** start DATA **
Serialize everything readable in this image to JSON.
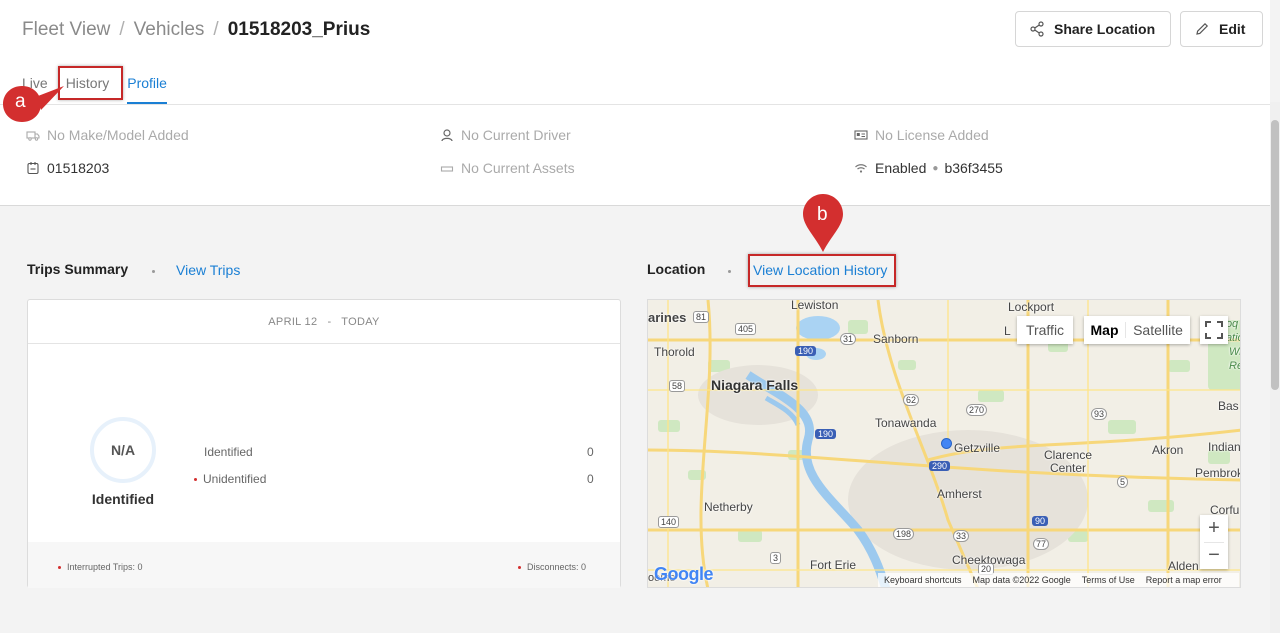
{
  "breadcrumb": {
    "root": "Fleet View",
    "parent": "Vehicles",
    "current": "01518203_Prius"
  },
  "actions": {
    "share_label": "Share Location",
    "edit_label": "Edit"
  },
  "tabs": [
    {
      "label": "Live"
    },
    {
      "label": "History"
    },
    {
      "label": "Profile",
      "active": true
    }
  ],
  "vehicle_info": {
    "make_model": "No Make/Model Added",
    "vehicle_id": "01518203",
    "driver": "No Current Driver",
    "assets": "No Current Assets",
    "license": "No License Added",
    "connectivity_status": "Enabled",
    "device_serial": "b36f3455"
  },
  "trips_summary": {
    "title": "Trips Summary",
    "link": "View Trips",
    "date_start": "APRIL 12",
    "date_end": "TODAY",
    "ring_value": "N/A",
    "ring_label": "Identified",
    "rows": [
      {
        "label": "Identified",
        "value": "0"
      },
      {
        "label": "Unidentified",
        "value": "0"
      }
    ],
    "interrupted": "Interrupted Trips: 0",
    "disconnects": "Disconnects: 0"
  },
  "location": {
    "title": "Location",
    "link": "View Location History",
    "map_controls": {
      "traffic": "Traffic",
      "map": "Map",
      "satellite": "Satellite",
      "zoom_in": "+",
      "zoom_out": "−"
    },
    "map_footer": {
      "shortcuts": "Keyboard shortcuts",
      "data": "Map data ©2022 Google",
      "terms": "Terms of Use",
      "report": "Report a map error"
    },
    "google": "Google",
    "places": {
      "lewiston": "Lewiston",
      "lockport": "Lockport",
      "marines": "arines",
      "thorold": "Thorold",
      "sanborn": "Sanborn",
      "niagara": "Niagara Falls",
      "tonawanda": "Tonawanda",
      "getzville": "Getzville",
      "clarence": "Clarence",
      "clarence2": "Center",
      "akron": "Akron",
      "indian": "Indian",
      "pembroke": "Pembroke",
      "amherst": "Amherst",
      "netherby": "Netherby",
      "cheektowaga": "Cheektowaga",
      "forterie": "Fort Erie",
      "alden": "Alden",
      "bas": "Bas",
      "corfu": "Corfu",
      "wild1": "Roq",
      "wild2": "Natio",
      "wild3": "Wild",
      "wild4": "Refu",
      "l": "L",
      "boom": "oome"
    },
    "routes": [
      "81",
      "405",
      "31",
      "190",
      "58",
      "62",
      "270",
      "93",
      "190",
      "290",
      "5",
      "140",
      "198",
      "33",
      "90",
      "3",
      "20",
      "77"
    ]
  },
  "annotations": {
    "a": "a",
    "b": "b"
  },
  "colors": {
    "accent": "#1a7fd4",
    "annotation": "#d32f2f"
  }
}
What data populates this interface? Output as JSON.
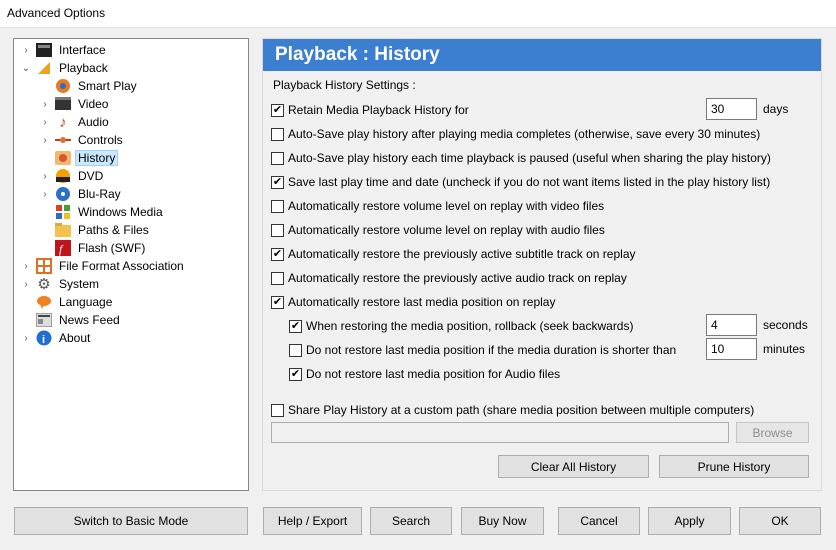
** end DATA **
WRITTEN INSTRUCTION -
Find all lines with "History" in them and copy each one.

EXERCISE SOLUTION -
      "label": "History"
    "link": "View Location History",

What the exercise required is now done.